(DATA FOR THE TASK):

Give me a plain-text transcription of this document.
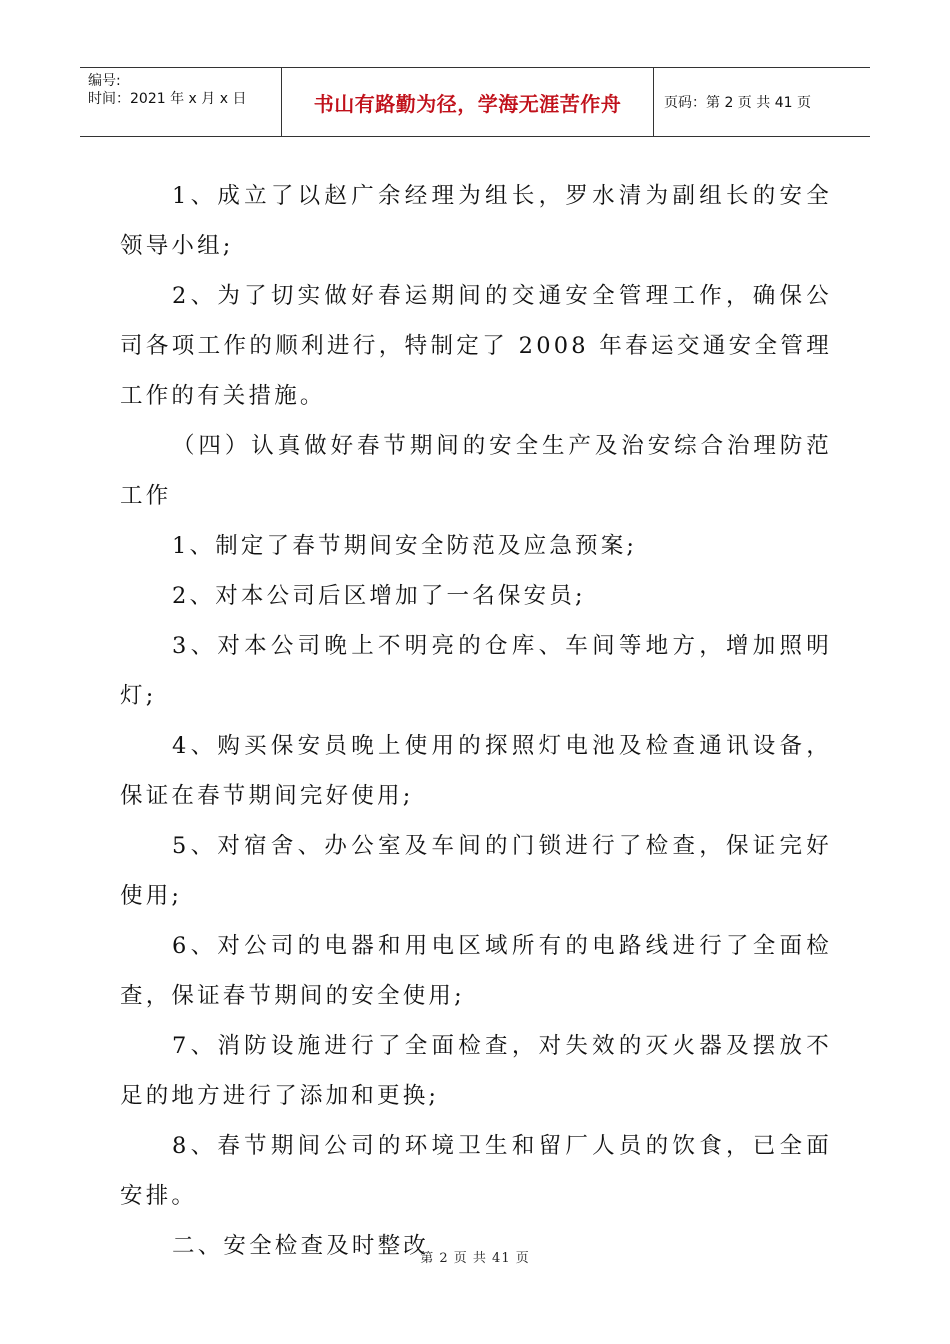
编号:
时间：2021 年 x 月 x 日	书山有路勤为径，学海无涯苦作舟	页码：第 2 页 共 41 页

1、成立了以赵广余经理为组长，罗水清为副组长的安全领导小组;

2、为了切实做好春运期间的交通安全管理工作，确保公司各项工作的顺利进行，特制定了 2008 年春运交通安全管理工作的有关措施。

（四）认真做好春节期间的安全生产及治安综合治理防范工作

1、制定了春节期间安全防范及应急预案;

2、对本公司后区增加了一名保安员;

3、对本公司晚上不明亮的仓库、车间等地方，增加照明灯;

4、购买保安员晚上使用的探照灯电池及检查通讯设备，保证在春节期间完好使用;

5、对宿舍、办公室及车间的门锁进行了检查，保证完好使用;

6、对公司的电器和用电区域所有的电路线进行了全面检查，保证春节期间的安全使用;

7、消防设施进行了全面检查，对失效的灭火器及摆放不足的地方进行了添加和更换;

8、春节期间公司的环境卫生和留厂人员的饮食，已全面安排。

二、安全检查及时整改

第 2 页 共 41 页
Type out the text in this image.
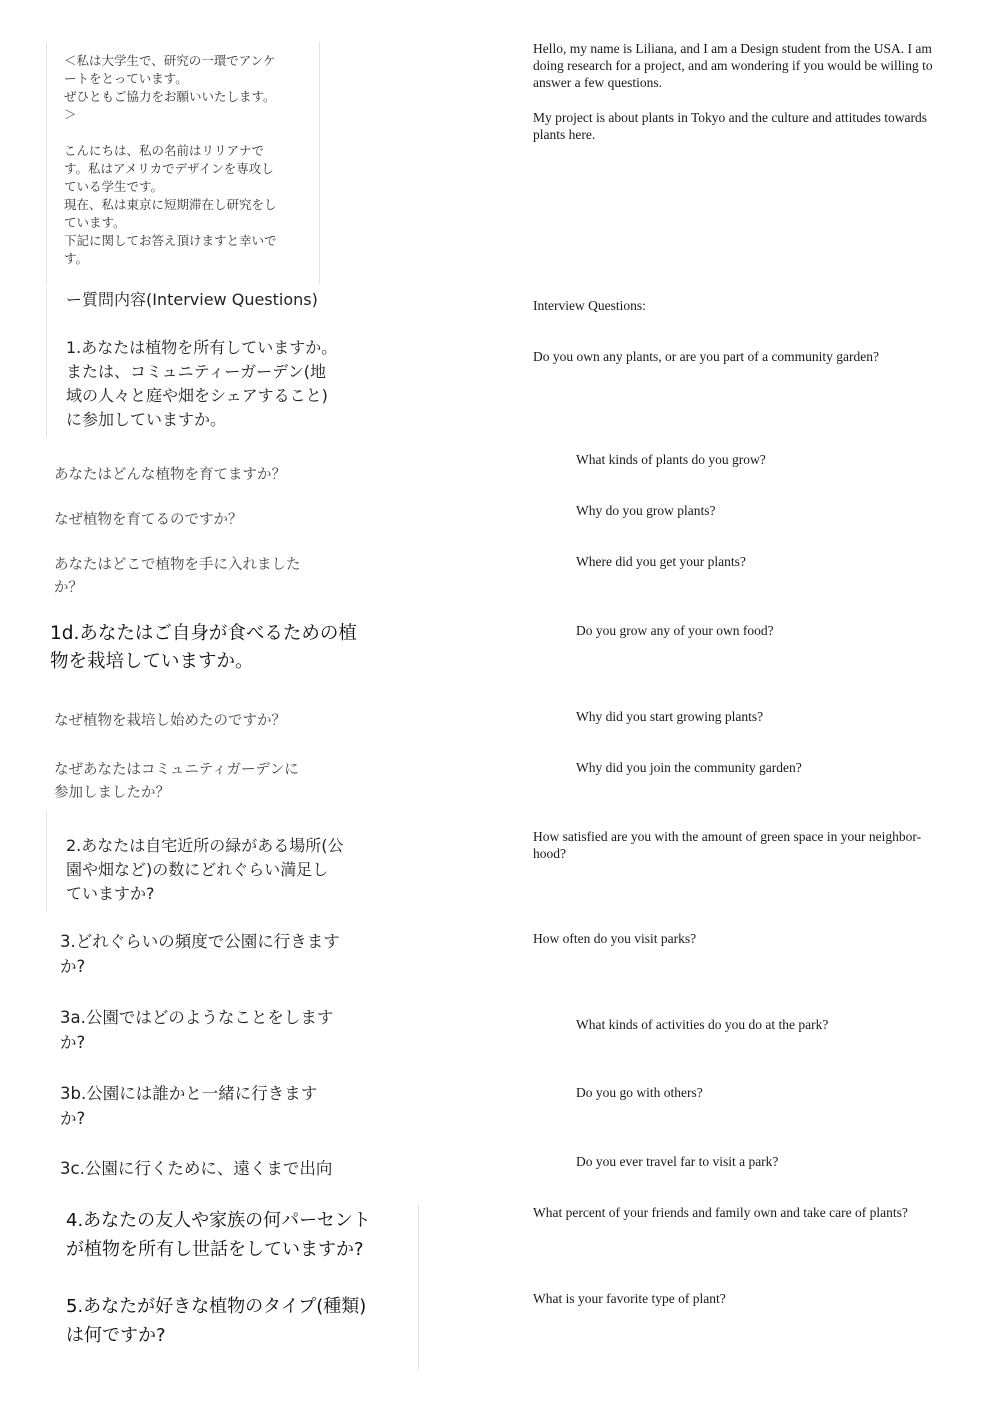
＜私は大学生で、研究の一環でアンケ
ートをとっています。
ぜひともご協力をお願いいたします。
＞
こんにちは、私の名前はリリアナで
す。私はアメリカでデザインを専攻し
ている学生です。
現在、私は東京に短期滞在し研究をし
ています。
下記に関してお答え頂けますと幸いで
す。
ー質問内容(Interview Questions)
1.あなたは植物を所有していますか。
または、コミュニティーガーデン(地
域の人々と庭や畑をシェアすること)
に参加していますか。
あなたはどんな植物を育てますか？
なぜ植物を育てるのですか？
あなたはどこで植物を手に入れました
か？
1d.あなたはご自身が食べるための植
物を栽培していますか。
なぜ植物を栽培し始めたのですか？
なぜあなたはコミュニティガーデンに
参加しましたか？
2.あなたは自宅近所の緑がある場所(公
園や畑など)の数にどれぐらい満足し
ていますか?
3.どれぐらいの頻度で公園に行きます
か?
3a.公園ではどのようなことをします
か?
3b.公園には誰かと一緒に行きます
か?
3c.公園に行くために、遠くまで出向
4.あなたの友人や家族の何パーセント
が植物を所有し世話をしていますか?
5.あなたが好きな植物のタイプ(種類)
は何ですか?
Hello, my name is Liliana, and I am a Design student from the USA. I am
doing research for a project, and am wondering if you would be willing to
answer a few questions.
My project is about plants in Tokyo and the culture and attitudes towards
plants here.
Interview Questions:
Do you own any plants, or are you part of a community garden?
What kinds of plants do you grow?
Why do you grow plants?
Where did you get your plants?
Do you grow any of your own food?
Why did you start growing plants?
Why did you join the community garden?
How satisfied are you with the amount of green space in your neighbor-
hood?
How often do you visit parks?
What kinds of activities do you do at the park?
Do you go with others?
Do you ever travel far to visit a park?
What percent of your friends and family own and take care of plants?
What is your favorite type of plant?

(TASK REQUIREMENTS): Quote every entry exactly, with the pictures omitted.

(COMPLETE OUTPUT):
Give me a plain-text transcription of this document.
编号:
时间：2021 年 x 月 x 日	书山有路勤为径，学海无涯苦作舟	页码：第 2 页 共 41 页

1、成立了以赵广余经理为组长，罗水清为副组长的安全领导小组;

2、为了切实做好春运期间的交通安全管理工作，确保公司各项工作的顺利进行，特制定了 2008 年春运交通安全管理工作的有关措施。

（四）认真做好春节期间的安全生产及治安综合治理防范工作

1、制定了春节期间安全防范及应急预案;

2、对本公司后区增加了一名保安员;

3、对本公司晚上不明亮的仓库、车间等地方，增加照明灯;

4、购买保安员晚上使用的探照灯电池及检查通讯设备，保证在春节期间完好使用;

5、对宿舍、办公室及车间的门锁进行了检查，保证完好使用;

6、对公司的电器和用电区域所有的电路线进行了全面检查，保证春节期间的安全使用;

7、消防设施进行了全面检查，对失效的灭火器及摆放不足的地方进行了添加和更换;

8、春节期间公司的环境卫生和留厂人员的饮食，已全面安排。

二、安全检查及时整改

第 2 页 共 41 页
Type out the text in this image.
＜私は大学生で、研究の一環でアンケ
ートをとっています。
ぜひともご協力をお願いいたします。
＞
こんにちは、私の名前はリリアナで
す。私はアメリカでデザインを専攻し
ている学生です。
現在、私は東京に短期滞在し研究をし
ています。
下記に関してお答え頂けますと幸いで
す。
ー質問内容(Interview Questions)
1.あなたは植物を所有していますか。
または、コミュニティーガーデン(地
域の人々と庭や畑をシェアすること)
に参加していますか。
あなたはどんな植物を育てますか？
なぜ植物を育てるのですか？
あなたはどこで植物を手に入れました
か？
1d.あなたはご自身が食べるための植
物を栽培していますか。
なぜ植物を栽培し始めたのですか？
なぜあなたはコミュニティガーデンに
参加しましたか？
2.あなたは自宅近所の緑がある場所(公
園や畑など)の数にどれぐらい満足し
ていますか?
3.どれぐらいの頻度で公園に行きます
か?
3a.公園ではどのようなことをします
か?
3b.公園には誰かと一緒に行きます
か?
3c.公園に行くために、遠くまで出向
4.あなたの友人や家族の何パーセント
が植物を所有し世話をしていますか?
5.あなたが好きな植物のタイプ(種類)
は何ですか?
Hello, my name is Liliana, and I am a Design student from the USA. I am
doing research for a project, and am wondering if you would be willing to
answer a few questions.
My project is about plants in Tokyo and the culture and attitudes towards
plants here.
Interview Questions:
Do you own any plants, or are you part of a community garden?
What kinds of plants do you grow?
Why do you grow plants?
Where did you get your plants?
Do you grow any of your own food?
Why did you start growing plants?
Why did you join the community garden?
How satisfied are you with the amount of green space in your neighbor-
hood?
How often do you visit parks?
What kinds of activities do you do at the park?
Do you go with others?
Do you ever travel far to visit a park?
What percent of your friends and family own and take care of plants?
What is your favorite type of plant?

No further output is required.